(Dataset listings of figures)
»»

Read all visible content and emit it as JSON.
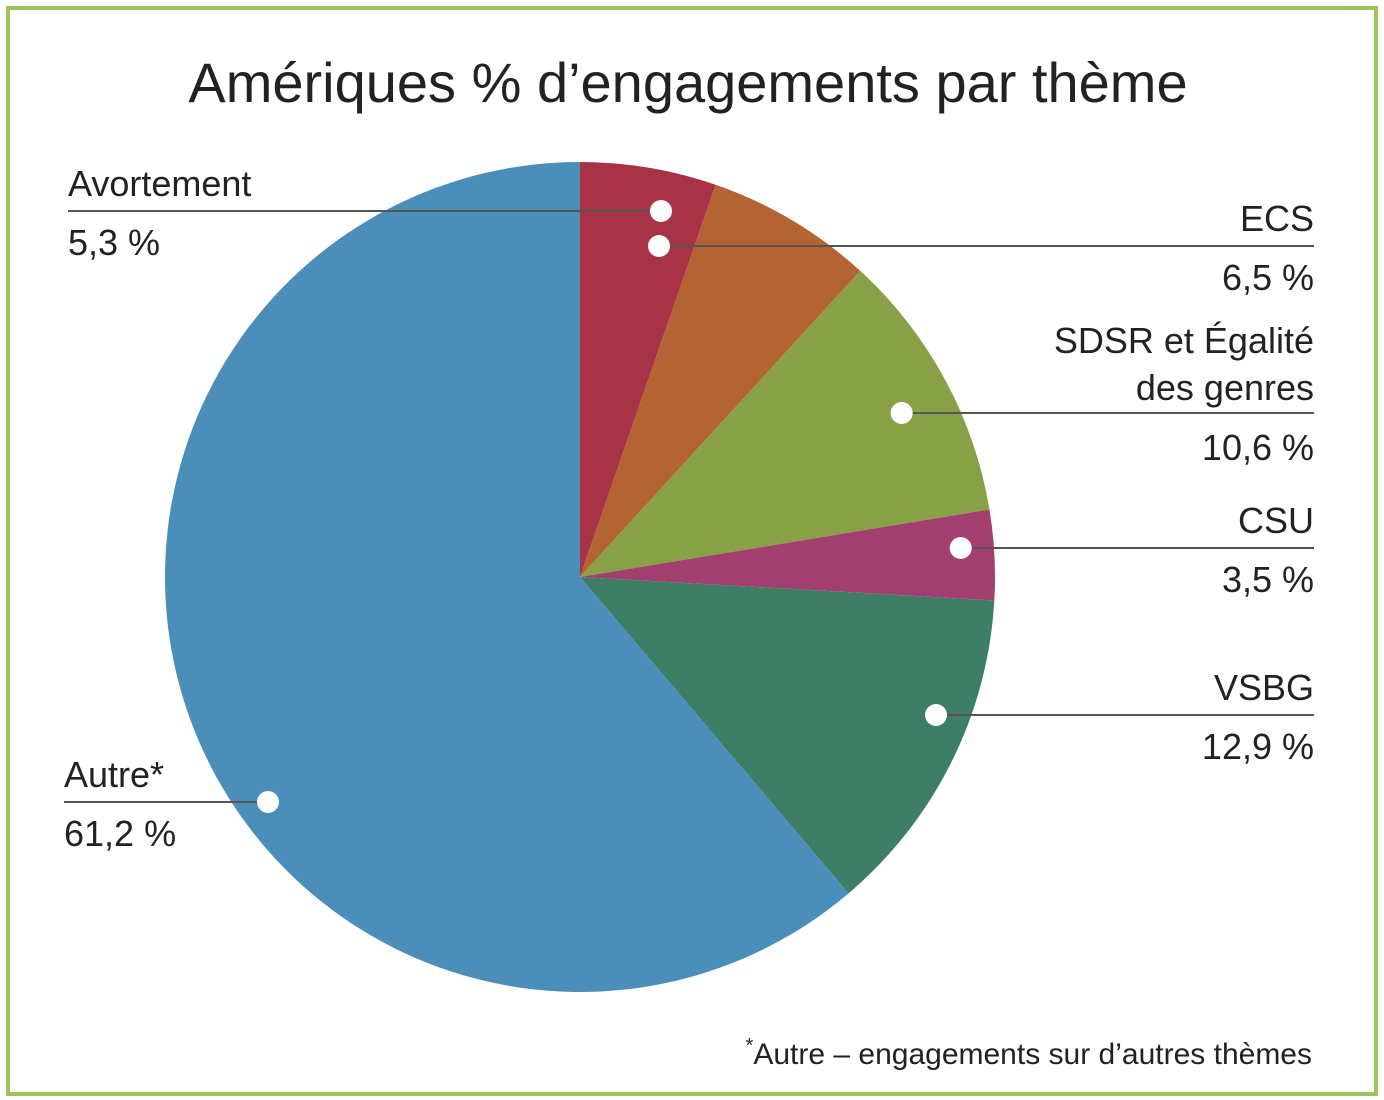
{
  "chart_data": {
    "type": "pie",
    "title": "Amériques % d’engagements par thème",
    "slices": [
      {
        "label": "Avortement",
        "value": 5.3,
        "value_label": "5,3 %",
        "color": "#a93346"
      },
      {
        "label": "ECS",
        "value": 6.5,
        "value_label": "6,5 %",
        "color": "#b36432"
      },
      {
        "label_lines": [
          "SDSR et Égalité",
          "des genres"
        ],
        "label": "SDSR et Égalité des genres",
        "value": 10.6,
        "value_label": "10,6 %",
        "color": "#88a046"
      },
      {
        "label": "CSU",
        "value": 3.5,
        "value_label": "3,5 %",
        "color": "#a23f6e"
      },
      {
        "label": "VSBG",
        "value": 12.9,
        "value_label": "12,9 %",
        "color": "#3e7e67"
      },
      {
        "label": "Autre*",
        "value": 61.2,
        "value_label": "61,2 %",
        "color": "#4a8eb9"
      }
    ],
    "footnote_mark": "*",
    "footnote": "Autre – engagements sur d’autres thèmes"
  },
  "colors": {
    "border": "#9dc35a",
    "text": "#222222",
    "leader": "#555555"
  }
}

««
»»

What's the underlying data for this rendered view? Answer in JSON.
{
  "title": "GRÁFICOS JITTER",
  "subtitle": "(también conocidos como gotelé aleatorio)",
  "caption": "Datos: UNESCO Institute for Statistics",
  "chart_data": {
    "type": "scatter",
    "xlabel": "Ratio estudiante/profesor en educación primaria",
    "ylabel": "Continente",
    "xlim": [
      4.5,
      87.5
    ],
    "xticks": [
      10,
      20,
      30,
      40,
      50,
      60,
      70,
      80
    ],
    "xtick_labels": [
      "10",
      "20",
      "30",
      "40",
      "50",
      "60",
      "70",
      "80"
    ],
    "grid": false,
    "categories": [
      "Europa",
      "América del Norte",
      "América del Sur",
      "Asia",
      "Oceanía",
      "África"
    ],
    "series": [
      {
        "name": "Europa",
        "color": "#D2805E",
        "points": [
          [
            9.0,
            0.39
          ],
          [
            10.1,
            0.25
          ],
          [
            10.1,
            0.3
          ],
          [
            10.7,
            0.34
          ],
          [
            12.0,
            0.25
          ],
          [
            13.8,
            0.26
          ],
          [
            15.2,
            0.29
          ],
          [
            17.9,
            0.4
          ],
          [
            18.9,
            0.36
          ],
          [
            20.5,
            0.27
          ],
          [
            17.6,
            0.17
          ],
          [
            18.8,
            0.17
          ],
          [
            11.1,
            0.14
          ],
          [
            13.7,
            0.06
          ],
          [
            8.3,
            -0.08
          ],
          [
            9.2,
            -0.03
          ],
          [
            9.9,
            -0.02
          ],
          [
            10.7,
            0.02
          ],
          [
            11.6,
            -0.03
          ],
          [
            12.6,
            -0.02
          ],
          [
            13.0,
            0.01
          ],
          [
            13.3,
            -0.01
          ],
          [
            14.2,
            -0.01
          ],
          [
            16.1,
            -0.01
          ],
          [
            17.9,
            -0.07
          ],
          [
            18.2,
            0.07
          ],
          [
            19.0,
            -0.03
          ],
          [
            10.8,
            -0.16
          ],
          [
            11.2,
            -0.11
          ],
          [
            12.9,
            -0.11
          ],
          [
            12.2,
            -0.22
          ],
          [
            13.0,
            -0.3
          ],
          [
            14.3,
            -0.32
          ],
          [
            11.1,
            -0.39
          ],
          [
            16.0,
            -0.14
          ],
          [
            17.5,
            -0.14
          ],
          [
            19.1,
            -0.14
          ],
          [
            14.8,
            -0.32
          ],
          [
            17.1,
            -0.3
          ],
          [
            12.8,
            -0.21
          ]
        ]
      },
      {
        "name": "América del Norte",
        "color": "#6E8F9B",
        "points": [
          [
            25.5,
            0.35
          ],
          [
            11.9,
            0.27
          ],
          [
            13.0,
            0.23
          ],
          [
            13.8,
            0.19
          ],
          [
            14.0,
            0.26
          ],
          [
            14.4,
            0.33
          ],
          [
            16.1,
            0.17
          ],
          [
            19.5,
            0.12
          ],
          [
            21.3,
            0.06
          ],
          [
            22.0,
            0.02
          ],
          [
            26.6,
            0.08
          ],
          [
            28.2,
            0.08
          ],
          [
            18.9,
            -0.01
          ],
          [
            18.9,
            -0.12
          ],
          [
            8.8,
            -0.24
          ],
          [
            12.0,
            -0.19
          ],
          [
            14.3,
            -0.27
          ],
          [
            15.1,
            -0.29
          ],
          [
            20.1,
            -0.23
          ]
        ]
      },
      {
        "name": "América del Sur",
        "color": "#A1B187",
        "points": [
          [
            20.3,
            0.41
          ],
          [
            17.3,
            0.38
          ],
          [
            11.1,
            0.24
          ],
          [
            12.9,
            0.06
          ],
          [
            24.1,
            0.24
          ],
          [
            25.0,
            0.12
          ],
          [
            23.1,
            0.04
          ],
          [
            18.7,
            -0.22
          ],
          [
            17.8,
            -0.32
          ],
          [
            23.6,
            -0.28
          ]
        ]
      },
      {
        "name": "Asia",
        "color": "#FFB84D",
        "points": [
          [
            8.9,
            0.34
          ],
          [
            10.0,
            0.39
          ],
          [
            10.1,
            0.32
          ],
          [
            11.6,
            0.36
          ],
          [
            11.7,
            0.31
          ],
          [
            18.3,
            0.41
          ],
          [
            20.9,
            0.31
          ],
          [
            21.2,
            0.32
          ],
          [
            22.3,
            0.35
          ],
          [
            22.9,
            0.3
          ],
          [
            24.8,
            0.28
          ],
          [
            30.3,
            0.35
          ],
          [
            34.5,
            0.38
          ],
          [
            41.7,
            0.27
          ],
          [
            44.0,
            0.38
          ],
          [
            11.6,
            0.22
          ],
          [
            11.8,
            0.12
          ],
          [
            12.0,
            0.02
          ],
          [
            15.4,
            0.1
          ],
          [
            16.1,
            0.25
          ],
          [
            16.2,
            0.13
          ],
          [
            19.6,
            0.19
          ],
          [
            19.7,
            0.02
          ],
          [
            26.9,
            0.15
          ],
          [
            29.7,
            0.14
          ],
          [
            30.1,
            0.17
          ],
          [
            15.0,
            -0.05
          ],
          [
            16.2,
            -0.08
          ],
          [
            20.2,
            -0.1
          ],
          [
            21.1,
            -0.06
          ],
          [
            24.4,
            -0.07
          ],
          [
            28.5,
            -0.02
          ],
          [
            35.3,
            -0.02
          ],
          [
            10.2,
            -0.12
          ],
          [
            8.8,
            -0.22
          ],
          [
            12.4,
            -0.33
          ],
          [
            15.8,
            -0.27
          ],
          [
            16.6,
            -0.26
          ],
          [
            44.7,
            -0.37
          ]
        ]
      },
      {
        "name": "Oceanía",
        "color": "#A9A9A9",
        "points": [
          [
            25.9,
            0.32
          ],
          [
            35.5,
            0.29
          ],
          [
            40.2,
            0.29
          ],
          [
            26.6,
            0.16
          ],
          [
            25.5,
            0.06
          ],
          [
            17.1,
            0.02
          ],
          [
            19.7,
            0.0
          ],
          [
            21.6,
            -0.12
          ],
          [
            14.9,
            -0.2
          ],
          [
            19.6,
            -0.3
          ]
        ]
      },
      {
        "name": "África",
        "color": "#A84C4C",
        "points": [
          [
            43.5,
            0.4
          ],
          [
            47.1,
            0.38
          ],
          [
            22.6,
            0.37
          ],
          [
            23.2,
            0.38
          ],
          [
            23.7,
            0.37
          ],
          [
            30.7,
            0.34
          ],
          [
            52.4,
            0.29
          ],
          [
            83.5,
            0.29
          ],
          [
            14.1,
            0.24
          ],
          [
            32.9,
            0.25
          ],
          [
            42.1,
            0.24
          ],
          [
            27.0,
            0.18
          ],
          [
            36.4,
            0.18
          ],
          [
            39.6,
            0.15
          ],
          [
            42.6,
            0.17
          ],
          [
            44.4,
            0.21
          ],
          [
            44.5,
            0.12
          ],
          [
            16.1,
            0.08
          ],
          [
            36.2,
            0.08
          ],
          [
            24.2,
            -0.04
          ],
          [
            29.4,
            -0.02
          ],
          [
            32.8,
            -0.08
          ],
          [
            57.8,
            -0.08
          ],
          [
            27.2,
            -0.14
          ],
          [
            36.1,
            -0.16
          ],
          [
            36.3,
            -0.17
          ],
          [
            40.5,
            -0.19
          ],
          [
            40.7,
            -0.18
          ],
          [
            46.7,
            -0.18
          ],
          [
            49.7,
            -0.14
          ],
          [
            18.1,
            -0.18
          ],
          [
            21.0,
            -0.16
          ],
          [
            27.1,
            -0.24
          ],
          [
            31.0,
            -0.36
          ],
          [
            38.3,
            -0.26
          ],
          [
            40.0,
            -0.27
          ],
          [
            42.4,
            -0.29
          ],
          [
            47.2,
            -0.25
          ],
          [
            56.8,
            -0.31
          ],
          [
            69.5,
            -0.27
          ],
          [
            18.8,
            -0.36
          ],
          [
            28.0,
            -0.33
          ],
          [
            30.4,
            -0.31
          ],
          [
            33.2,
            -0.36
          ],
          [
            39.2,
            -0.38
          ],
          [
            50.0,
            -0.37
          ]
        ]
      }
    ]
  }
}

««

▶ AIM:
What is the number of lines in this listing that contain the word "Autre"? Answer with that number and nothing else.

▶ WORKED ANSWER:
2